---
license: apache-2.0
tags:
  - object-detection
  - yolo
  - edge-ai
  - quantization
datasets:
  - MTID
  - Roboflow
  - VisDrone
library_name: ultralytics
---

# YOLO11 GhostConv + Knowledge Distillation + Quantization

This notebook implements a complete model optimization pipeline for YOLO11 targeting edge devices, including: custom architecture with GhostConv, Knowledge Distillation, and Quantization.

## 📋 Table of Contents

- [Overview](#overview)
- [Notebook Structure](#notebook-structure)
- [System Requirements](#system-requirements)
- [Installation](#installation)
- [Usage Guide](#usage-guide)
- [Results](#results)
- [References](#references)

## 🎯 Overview

This notebook implements a 3-stage YOLO11 optimization pipeline:

### 1. Custom Architecture (YOLO11n-GhostConv)
- Replace Conv layers with **GhostConv** to reduce parameters
- Retain C3k2 and C2PSA blocks for feature extraction
- Architecture optimized for traffic dataset (5 classes)

### 2. Knowledge Distillation (KD)
- Teacher model: YOLO11l (large model)
- Student model: YOLO11n-GhostConv (custom lightweight)
- Techniques:
  - Feature-based distillation (MSE loss)
  - Logit-based distillation (KL divergence)
  - Temperature scaling (T=4.0)

• [MATERIAL PROVIDED]

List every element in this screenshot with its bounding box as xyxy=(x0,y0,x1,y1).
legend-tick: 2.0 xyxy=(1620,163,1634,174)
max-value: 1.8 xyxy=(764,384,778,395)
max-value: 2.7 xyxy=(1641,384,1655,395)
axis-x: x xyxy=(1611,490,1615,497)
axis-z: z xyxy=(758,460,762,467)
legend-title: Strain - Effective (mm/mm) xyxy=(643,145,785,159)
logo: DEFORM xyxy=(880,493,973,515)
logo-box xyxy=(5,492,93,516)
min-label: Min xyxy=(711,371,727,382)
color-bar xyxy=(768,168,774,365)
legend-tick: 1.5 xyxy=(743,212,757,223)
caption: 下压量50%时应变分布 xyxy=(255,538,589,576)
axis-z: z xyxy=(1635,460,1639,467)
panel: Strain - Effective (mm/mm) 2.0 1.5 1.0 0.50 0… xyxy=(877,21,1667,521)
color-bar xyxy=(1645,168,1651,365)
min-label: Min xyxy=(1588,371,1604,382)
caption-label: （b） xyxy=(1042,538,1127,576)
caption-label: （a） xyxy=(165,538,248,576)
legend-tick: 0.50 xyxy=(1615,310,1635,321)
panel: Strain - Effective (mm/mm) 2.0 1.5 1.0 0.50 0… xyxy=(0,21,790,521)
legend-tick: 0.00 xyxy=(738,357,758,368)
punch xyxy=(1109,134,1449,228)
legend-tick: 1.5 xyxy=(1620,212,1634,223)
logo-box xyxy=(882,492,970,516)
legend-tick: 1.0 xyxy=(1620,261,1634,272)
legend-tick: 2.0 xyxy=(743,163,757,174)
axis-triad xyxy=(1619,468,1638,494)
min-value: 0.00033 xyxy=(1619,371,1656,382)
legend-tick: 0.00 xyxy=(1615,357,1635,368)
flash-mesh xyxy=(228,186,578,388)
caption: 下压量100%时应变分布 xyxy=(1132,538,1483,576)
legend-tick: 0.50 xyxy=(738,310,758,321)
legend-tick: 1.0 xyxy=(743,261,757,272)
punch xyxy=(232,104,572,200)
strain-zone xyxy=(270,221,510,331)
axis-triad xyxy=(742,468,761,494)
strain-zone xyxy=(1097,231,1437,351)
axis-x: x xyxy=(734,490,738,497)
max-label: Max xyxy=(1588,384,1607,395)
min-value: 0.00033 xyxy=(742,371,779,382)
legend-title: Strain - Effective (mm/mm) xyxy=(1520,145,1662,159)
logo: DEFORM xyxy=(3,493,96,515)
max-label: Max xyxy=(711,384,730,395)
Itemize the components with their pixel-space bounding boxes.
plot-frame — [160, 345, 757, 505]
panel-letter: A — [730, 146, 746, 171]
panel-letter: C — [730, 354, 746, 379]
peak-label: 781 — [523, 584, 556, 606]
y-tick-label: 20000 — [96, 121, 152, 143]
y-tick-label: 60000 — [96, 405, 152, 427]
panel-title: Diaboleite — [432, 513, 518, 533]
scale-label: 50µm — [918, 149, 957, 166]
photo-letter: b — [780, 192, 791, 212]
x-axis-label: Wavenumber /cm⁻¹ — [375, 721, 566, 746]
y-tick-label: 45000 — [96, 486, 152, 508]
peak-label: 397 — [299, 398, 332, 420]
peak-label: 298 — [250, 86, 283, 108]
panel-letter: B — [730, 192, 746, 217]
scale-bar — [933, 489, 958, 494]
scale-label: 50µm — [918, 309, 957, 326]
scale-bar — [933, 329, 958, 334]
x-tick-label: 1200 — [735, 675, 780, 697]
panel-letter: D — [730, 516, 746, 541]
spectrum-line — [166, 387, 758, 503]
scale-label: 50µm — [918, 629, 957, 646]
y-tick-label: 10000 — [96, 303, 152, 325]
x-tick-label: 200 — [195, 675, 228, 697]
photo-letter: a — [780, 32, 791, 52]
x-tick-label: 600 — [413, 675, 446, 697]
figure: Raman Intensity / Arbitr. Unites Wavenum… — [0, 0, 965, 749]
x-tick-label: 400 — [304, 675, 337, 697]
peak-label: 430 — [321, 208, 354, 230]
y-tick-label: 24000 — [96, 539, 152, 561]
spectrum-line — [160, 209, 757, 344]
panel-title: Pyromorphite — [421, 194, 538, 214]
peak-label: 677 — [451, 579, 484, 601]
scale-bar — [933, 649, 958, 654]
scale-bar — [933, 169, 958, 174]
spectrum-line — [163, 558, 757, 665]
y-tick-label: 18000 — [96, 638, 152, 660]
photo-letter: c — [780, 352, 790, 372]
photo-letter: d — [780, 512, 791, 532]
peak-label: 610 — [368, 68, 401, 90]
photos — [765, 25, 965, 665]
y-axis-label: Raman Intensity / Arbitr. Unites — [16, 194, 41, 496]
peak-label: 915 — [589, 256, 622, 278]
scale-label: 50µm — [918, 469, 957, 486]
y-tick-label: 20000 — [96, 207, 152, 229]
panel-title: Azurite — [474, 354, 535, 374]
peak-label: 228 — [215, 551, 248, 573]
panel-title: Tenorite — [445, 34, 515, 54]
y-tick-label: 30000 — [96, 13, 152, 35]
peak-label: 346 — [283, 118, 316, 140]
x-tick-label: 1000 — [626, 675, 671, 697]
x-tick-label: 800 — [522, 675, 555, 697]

• [WHAT YOU ARE ASKED TO DO] Duplicate the passage of the YOLO11 optimization notebook description that starts at the words "# YOLO11 GhostConv" and ends after the words "- [References](#references)".

• [RESULT OF THIS EXERCISE]
# YOLO11 GhostConv + Knowledge Distillation + Quantization

This notebook implements a complete model optimization pipeline for YOLO11 targeting edge devices, including: custom architecture with GhostConv, Knowledge Distillation, and Quantization.

## 📋 Table of Contents

- [Overview](#overview)
- [Notebook Structure](#notebook-structure)
- [System Requirements](#system-requirements)
- [Installation](#installation)
- [Usage Guide](#usage-guide)
- [Results](#results)
- [References](#references)